## Request
Tally the lines containing the word "Crossing" and give the total alone.

## Records to use
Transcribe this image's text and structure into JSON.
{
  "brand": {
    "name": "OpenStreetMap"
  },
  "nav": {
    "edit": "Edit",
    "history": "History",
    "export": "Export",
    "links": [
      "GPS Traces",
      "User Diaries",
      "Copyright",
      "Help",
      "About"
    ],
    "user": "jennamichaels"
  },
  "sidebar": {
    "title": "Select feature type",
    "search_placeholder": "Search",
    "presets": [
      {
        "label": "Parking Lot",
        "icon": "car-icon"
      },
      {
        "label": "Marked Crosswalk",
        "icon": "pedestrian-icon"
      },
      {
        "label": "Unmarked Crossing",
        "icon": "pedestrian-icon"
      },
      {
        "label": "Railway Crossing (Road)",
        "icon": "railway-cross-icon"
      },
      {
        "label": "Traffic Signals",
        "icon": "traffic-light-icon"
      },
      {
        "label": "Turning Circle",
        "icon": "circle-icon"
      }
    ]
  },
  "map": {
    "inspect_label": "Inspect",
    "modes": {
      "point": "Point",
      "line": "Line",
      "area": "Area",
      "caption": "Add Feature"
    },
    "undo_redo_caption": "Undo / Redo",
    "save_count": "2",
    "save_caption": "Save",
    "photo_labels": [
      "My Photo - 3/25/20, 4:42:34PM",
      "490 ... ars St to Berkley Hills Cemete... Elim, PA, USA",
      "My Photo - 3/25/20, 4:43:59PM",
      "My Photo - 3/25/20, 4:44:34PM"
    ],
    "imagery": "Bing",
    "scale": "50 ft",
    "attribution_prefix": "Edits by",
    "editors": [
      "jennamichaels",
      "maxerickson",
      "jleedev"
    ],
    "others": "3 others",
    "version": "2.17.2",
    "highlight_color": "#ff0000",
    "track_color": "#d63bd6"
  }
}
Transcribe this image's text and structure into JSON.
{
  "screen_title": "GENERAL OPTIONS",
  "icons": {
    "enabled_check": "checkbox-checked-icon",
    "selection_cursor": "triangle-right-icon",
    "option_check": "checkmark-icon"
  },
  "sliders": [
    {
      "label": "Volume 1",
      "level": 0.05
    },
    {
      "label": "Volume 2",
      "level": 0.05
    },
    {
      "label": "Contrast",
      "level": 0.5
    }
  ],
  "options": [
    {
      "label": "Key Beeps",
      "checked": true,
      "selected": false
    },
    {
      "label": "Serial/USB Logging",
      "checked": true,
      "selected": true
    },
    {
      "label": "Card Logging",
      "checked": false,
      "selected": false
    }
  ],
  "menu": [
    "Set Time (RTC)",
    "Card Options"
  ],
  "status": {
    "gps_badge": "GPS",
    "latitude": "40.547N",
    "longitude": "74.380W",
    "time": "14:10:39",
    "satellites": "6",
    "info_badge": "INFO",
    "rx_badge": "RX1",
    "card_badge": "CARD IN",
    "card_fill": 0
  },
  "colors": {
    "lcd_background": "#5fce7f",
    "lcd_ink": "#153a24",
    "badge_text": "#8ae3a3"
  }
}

## Result below
2